----- Data in this exercise

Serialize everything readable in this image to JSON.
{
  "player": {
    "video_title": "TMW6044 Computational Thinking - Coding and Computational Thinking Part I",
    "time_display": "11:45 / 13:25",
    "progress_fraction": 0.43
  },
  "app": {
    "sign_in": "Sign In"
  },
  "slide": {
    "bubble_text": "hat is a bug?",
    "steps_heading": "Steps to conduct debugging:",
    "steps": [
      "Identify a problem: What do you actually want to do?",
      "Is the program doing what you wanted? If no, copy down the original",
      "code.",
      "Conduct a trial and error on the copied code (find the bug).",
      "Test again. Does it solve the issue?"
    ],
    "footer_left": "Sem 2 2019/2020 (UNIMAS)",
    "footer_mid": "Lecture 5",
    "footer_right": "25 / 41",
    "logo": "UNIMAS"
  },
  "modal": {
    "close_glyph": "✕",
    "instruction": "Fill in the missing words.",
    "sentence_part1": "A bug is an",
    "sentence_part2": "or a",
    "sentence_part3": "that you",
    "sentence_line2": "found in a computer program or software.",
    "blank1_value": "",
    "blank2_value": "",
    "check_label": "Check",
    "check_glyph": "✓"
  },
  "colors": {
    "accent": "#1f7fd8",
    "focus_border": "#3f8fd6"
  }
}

----------

Exactly reproduce every record.

Serialize everything readable in this image to JSON.
{
  "player": {
    "video_title": "TMW6044 Computational Thinking - Coding and Computational Thinking Part I",
    "time_display": "11:45 / 13:25",
    "progress_fraction": 0.43
  },
  "app": {
    "sign_in": "Sign In"
  },
  "slide": {
    "bubble_text": "hat is a bug?",
    "steps_heading": "Steps to conduct debugging:",
    "steps": [
      "Identify a problem: What do you actually want to do?",
      "Is the program doing what you wanted? If no, copy down the original",
      "code.",
      "Conduct a trial and error on the copied code (find the bug).",
      "Test again. Does it solve the issue?"
    ],
    "footer_left": "Sem 2 2019/2020 (UNIMAS)",
    "footer_mid": "Lecture 5",
    "footer_right": "25 / 41",
    "logo": "UNIMAS"
  },
  "modal": {
    "close_glyph": "✕",
    "instruction": "Fill in the missing words.",
    "sentence_part1": "A bug is an",
    "sentence_part2": "or a",
    "sentence_part3": "that you",
    "sentence_line2": "found in a computer program or software.",
    "blank1_value": "",
    "blank2_value": "",
    "check_label": "Check",
    "check_glyph": "✓"
  },
  "colors": {
    "accent": "#1f7fd8",
    "focus_border": "#3f8fd6"
  }
}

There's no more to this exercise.